Exercise inputs

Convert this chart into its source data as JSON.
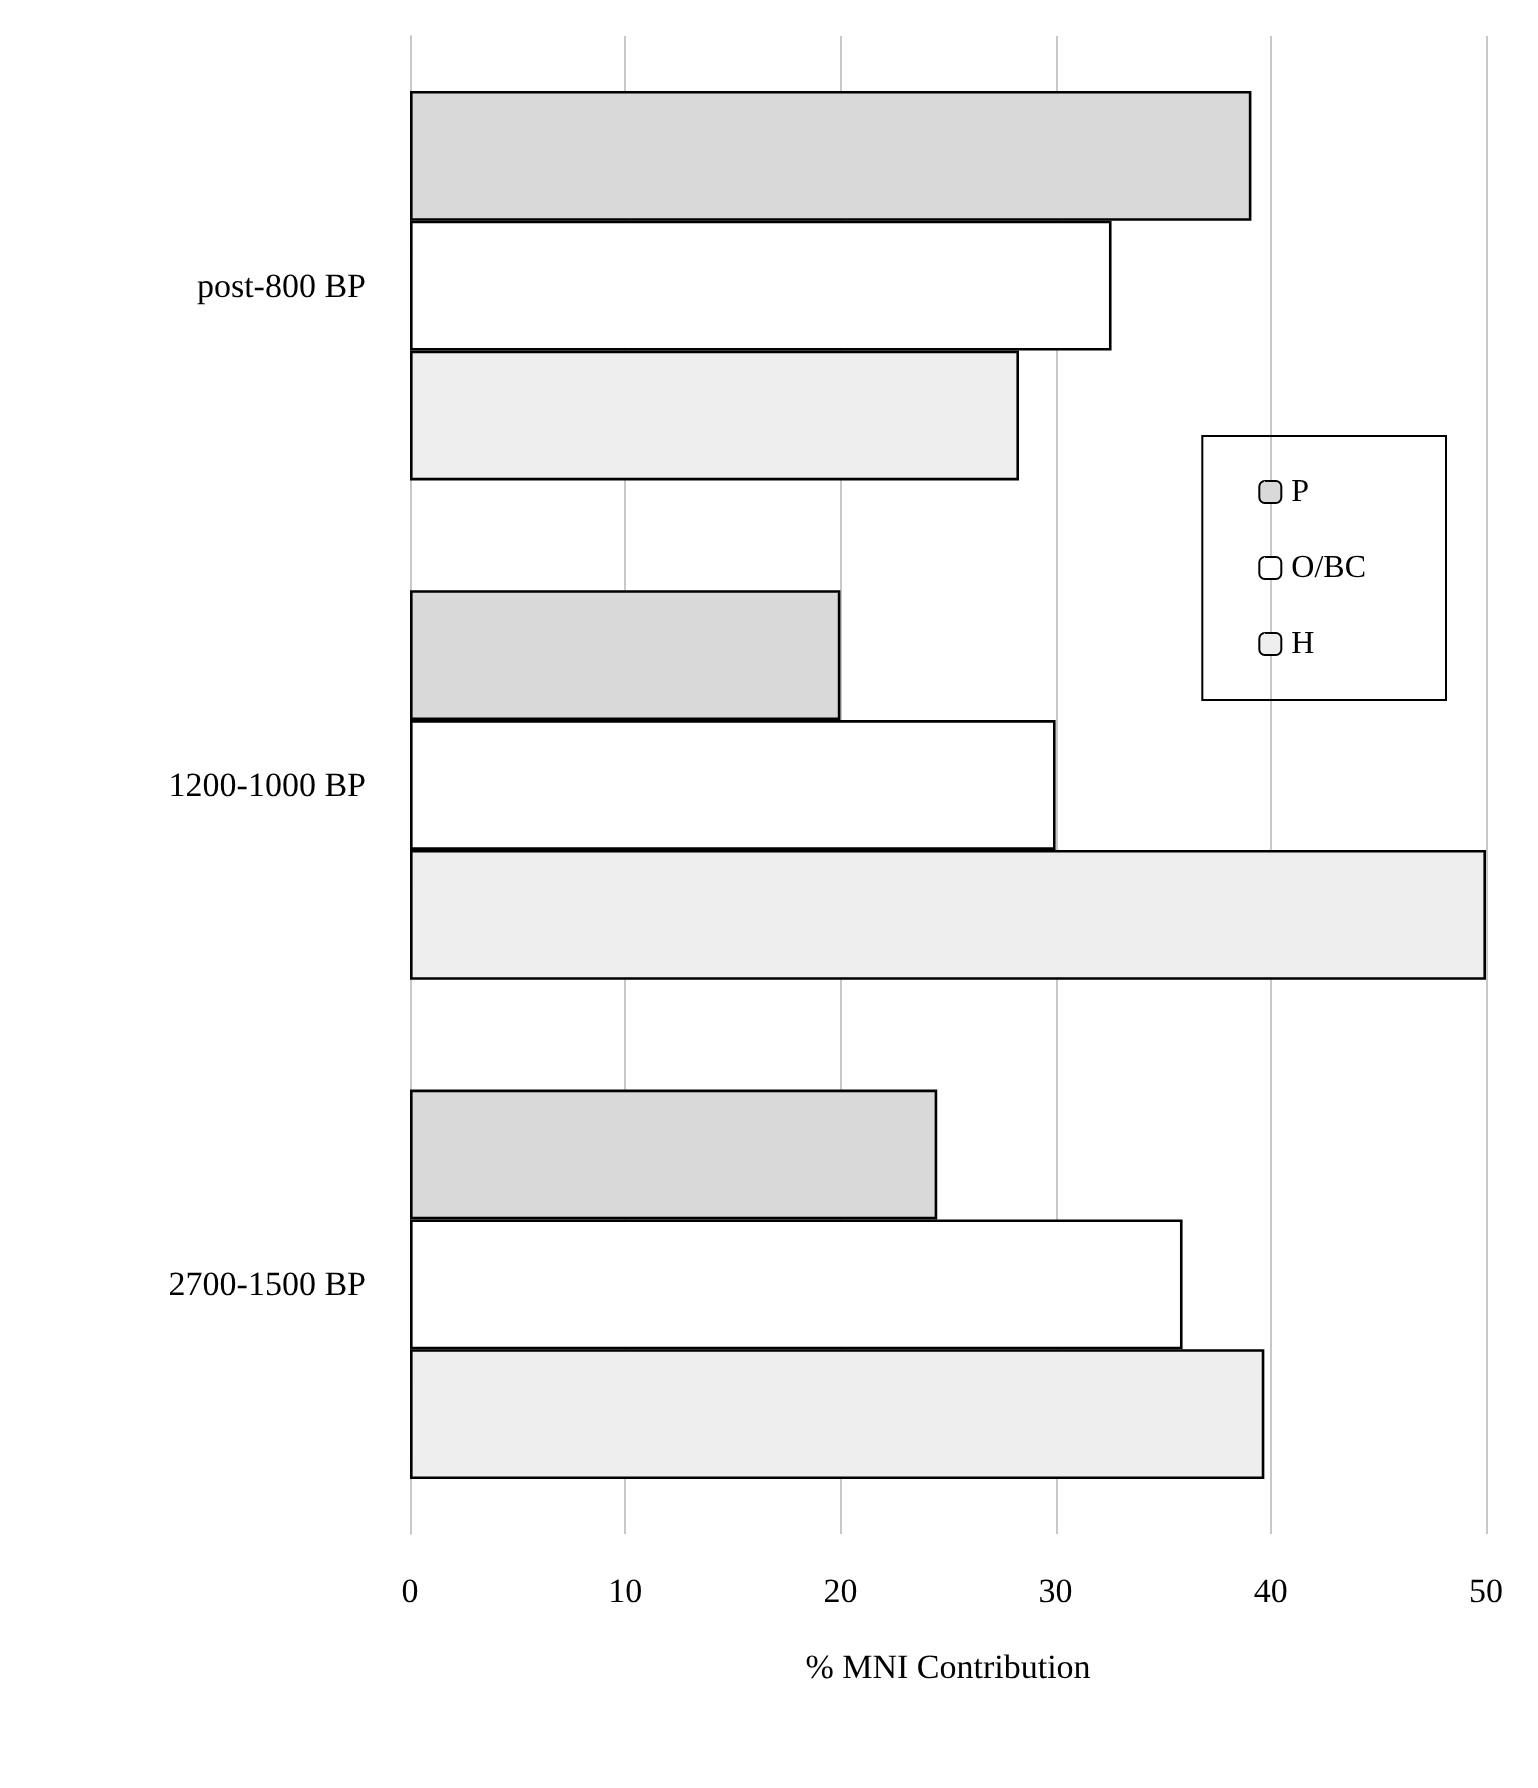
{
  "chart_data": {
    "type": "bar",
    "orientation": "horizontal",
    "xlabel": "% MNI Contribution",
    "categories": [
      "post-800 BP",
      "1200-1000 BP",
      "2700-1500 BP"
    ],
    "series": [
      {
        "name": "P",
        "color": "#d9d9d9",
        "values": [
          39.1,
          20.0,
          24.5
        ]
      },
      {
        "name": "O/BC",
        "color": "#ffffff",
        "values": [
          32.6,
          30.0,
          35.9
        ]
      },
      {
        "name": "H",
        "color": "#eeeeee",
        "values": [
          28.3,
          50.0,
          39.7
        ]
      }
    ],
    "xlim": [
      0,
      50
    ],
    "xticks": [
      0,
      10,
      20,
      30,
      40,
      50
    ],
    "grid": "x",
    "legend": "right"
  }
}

Requirement
Without the pictures, print the records in full, exactly as they appear.

Complete output
Convert this chart into its source data as JSON.
{
  "chart_data": {
    "type": "bar",
    "orientation": "horizontal",
    "xlabel": "% MNI Contribution",
    "categories": [
      "post-800 BP",
      "1200-1000 BP",
      "2700-1500 BP"
    ],
    "series": [
      {
        "name": "P",
        "color": "#d9d9d9",
        "values": [
          39.1,
          20.0,
          24.5
        ]
      },
      {
        "name": "O/BC",
        "color": "#ffffff",
        "values": [
          32.6,
          30.0,
          35.9
        ]
      },
      {
        "name": "H",
        "color": "#eeeeee",
        "values": [
          28.3,
          50.0,
          39.7
        ]
      }
    ],
    "xlim": [
      0,
      50
    ],
    "xticks": [
      0,
      10,
      20,
      30,
      40,
      50
    ],
    "grid": "x",
    "legend": "right"
  }
}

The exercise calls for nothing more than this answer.